▸ The request:
Nothing should be left out: output all of the entries exactly.
· · · · ·
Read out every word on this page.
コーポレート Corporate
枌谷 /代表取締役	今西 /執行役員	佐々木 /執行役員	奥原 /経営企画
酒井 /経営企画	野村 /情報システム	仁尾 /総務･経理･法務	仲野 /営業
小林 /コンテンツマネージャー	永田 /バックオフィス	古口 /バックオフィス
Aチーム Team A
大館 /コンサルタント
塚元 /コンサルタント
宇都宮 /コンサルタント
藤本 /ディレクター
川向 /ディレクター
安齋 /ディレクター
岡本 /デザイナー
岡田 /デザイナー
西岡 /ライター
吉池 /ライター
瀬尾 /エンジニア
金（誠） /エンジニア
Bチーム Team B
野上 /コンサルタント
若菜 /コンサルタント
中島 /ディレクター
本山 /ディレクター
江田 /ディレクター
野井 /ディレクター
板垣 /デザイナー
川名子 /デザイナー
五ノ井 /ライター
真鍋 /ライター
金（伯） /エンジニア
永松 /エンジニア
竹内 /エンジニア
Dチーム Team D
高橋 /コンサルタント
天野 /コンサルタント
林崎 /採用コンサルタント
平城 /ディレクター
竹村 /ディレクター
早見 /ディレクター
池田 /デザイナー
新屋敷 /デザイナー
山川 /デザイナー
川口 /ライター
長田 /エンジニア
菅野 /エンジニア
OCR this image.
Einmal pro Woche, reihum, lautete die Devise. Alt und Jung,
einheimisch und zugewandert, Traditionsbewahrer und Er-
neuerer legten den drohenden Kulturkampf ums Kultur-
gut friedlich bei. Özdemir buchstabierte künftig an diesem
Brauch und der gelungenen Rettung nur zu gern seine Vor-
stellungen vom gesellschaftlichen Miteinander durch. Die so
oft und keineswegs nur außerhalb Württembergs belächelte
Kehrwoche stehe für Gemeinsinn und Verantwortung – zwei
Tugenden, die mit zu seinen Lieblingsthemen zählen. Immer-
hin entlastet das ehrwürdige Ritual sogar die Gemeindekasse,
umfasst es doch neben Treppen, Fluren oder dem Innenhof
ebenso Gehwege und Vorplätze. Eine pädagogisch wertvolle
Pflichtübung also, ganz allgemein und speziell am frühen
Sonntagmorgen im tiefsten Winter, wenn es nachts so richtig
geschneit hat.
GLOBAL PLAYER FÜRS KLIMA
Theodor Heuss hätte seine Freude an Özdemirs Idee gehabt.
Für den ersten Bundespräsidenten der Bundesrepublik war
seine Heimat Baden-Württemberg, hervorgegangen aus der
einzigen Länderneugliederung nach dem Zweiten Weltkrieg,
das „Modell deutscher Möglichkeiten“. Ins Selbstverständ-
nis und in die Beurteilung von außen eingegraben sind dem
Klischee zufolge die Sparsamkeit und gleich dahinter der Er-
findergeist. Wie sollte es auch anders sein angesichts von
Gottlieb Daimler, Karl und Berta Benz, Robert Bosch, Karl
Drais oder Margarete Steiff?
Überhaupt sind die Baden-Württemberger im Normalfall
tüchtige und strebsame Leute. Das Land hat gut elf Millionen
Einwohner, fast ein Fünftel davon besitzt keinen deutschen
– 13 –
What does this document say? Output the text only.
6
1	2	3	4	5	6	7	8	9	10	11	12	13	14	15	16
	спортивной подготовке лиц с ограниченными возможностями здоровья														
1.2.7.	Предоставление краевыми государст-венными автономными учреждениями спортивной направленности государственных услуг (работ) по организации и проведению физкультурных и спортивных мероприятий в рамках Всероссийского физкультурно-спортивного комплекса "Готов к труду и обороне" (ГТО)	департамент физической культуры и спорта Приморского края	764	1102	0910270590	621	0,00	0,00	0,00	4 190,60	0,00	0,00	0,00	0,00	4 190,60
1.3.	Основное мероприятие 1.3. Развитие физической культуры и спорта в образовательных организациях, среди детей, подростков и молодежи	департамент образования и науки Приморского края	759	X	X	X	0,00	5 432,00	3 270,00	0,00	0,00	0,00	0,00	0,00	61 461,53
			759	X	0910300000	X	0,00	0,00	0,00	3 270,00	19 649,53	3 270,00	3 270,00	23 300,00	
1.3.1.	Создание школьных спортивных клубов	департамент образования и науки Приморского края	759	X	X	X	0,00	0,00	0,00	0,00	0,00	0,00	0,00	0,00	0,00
· · · · ·
▸ Answer to the exercise:
Read out every word on this page.
コーポレート Corporate
枌谷 /代表取締役	今西 /執行役員	佐々木 /執行役員	奥原 /経営企画
酒井 /経営企画	野村 /情報システム	仁尾 /総務･経理･法務	仲野 /営業
小林 /コンテンツマネージャー	永田 /バックオフィス	古口 /バックオフィス
Aチーム Team A
大館 /コンサルタント
塚元 /コンサルタント
宇都宮 /コンサルタント
藤本 /ディレクター
川向 /ディレクター
安齋 /ディレクター
岡本 /デザイナー
岡田 /デザイナー
西岡 /ライター
吉池 /ライター
瀬尾 /エンジニア
金（誠） /エンジニア
Bチーム Team B
野上 /コンサルタント
若菜 /コンサルタント
中島 /ディレクター
本山 /ディレクター
江田 /ディレクター
野井 /ディレクター
板垣 /デザイナー
川名子 /デザイナー
五ノ井 /ライター
真鍋 /ライター
金（伯） /エンジニア
永松 /エンジニア
竹内 /エンジニア
Dチーム Team D
高橋 /コンサルタント
天野 /コンサルタント
林崎 /採用コンサルタント
平城 /ディレクター
竹村 /ディレクター
早見 /ディレクター
池田 /デザイナー
新屋敷 /デザイナー
山川 /デザイナー
川口 /ライター
長田 /エンジニア
菅野 /エンジニア
OCR this image.
Einmal pro Woche, reihum, lautete die Devise. Alt und Jung,
einheimisch und zugewandert, Traditionsbewahrer und Er-
neuerer legten den drohenden Kulturkampf ums Kultur-
gut friedlich bei. Özdemir buchstabierte künftig an diesem
Brauch und der gelungenen Rettung nur zu gern seine Vor-
stellungen vom gesellschaftlichen Miteinander durch. Die so
oft und keineswegs nur außerhalb Württembergs belächelte
Kehrwoche stehe für Gemeinsinn und Verantwortung – zwei
Tugenden, die mit zu seinen Lieblingsthemen zählen. Immer-
hin entlastet das ehrwürdige Ritual sogar die Gemeindekasse,
umfasst es doch neben Treppen, Fluren oder dem Innenhof
ebenso Gehwege und Vorplätze. Eine pädagogisch wertvolle
Pflichtübung also, ganz allgemein und speziell am frühen
Sonntagmorgen im tiefsten Winter, wenn es nachts so richtig
geschneit hat.
GLOBAL PLAYER FÜRS KLIMA
Theodor Heuss hätte seine Freude an Özdemirs Idee gehabt.
Für den ersten Bundespräsidenten der Bundesrepublik war
seine Heimat Baden-Württemberg, hervorgegangen aus der
einzigen Länderneugliederung nach dem Zweiten Weltkrieg,
das „Modell deutscher Möglichkeiten“. Ins Selbstverständ-
nis und in die Beurteilung von außen eingegraben sind dem
Klischee zufolge die Sparsamkeit und gleich dahinter der Er-
findergeist. Wie sollte es auch anders sein angesichts von
Gottlieb Daimler, Karl und Berta Benz, Robert Bosch, Karl
Drais oder Margarete Steiff?
Überhaupt sind die Baden-Württemberger im Normalfall
tüchtige und strebsame Leute. Das Land hat gut elf Millionen
Einwohner, fast ein Fünftel davon besitzt keinen deutschen
– 13 –
What does this document say? Output the text only.
6
1	2	3	4	5	6	7	8	9	10	11	12	13	14	15	16
	спортивной подготовке лиц с ограниченными возможностями здоровья														
1.2.7.	Предоставление краевыми государст-венными автономными учреждениями спортивной направленности государственных услуг (работ) по организации и проведению физкультурных и спортивных мероприятий в рамках Всероссийского физкультурно-спортивного комплекса "Готов к труду и обороне" (ГТО)	департамент физической культуры и спорта Приморского края	764	1102	0910270590	621	0,00	0,00	0,00	4 190,60	0,00	0,00	0,00	0,00	4 190,60
1.3.	Основное мероприятие 1.3. Развитие физической культуры и спорта в образовательных организациях, среди детей, подростков и молодежи	департамент образования и науки Приморского края	759	X	X	X	0,00	5 432,00	3 270,00	0,00	0,00	0,00	0,00	0,00	61 461,53
			759	X	0910300000	X	0,00	0,00	0,00	3 270,00	19 649,53	3 270,00	3 270,00	23 300,00	
1.3.1.	Создание школьных спортивных клубов	департамент образования и науки Приморского края	759	X	X	X	0,00	0,00	0,00	0,00	0,00	0,00	0,00	0,00	0,00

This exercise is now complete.